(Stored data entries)
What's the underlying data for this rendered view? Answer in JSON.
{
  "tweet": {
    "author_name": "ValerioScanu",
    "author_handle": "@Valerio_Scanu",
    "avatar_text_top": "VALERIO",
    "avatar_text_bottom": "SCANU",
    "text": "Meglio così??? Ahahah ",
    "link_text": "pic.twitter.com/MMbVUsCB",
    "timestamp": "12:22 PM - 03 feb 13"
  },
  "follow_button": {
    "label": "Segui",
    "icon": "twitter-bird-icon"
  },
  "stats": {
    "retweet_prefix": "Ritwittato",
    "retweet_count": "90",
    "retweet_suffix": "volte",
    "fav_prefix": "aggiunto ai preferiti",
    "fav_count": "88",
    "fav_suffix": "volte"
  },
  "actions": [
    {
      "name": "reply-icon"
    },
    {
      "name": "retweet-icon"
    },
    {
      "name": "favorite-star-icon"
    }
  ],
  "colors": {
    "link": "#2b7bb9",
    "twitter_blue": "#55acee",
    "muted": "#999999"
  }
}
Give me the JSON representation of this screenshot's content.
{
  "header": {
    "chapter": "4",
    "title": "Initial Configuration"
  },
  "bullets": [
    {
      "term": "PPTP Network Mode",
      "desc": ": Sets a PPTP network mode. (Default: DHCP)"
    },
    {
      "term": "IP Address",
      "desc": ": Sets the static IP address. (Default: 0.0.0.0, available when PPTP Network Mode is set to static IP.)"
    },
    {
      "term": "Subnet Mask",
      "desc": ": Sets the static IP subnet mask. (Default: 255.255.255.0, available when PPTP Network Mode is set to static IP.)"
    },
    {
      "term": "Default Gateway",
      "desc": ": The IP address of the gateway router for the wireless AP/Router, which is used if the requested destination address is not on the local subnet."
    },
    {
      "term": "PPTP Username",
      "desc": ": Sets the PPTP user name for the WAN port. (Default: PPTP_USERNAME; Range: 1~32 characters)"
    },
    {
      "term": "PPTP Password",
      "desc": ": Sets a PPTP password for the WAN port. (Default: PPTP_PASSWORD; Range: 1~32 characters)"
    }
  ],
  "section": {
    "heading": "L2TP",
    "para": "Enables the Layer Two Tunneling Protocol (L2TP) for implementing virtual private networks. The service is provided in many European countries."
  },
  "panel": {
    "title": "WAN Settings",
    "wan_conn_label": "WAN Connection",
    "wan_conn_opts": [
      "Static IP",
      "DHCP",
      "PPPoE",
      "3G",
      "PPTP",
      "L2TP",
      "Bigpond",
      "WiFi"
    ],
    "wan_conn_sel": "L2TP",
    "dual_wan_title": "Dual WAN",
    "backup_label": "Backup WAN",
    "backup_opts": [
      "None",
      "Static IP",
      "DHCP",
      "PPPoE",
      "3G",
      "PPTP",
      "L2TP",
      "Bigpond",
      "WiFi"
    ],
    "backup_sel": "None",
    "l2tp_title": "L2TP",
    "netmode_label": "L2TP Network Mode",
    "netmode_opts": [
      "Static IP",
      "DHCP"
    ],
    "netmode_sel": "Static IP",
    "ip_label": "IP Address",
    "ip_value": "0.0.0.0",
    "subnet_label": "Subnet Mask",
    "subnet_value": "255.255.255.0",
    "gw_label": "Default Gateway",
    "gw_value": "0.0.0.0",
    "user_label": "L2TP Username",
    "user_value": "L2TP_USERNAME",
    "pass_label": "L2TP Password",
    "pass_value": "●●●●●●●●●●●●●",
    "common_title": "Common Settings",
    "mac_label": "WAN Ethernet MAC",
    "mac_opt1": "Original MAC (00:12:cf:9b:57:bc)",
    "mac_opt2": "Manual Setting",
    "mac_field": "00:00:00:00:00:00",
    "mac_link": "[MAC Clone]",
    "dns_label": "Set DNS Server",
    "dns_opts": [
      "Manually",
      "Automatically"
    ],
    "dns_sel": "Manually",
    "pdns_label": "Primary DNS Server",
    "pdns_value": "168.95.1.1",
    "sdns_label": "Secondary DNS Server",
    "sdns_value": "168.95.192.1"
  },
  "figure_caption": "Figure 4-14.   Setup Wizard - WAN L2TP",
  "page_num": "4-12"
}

## EXERCISE DIRECTIONS
Count the lines in the entries that hold the word "term", and give nothing but the total.

## FINISHED EXERCISE
6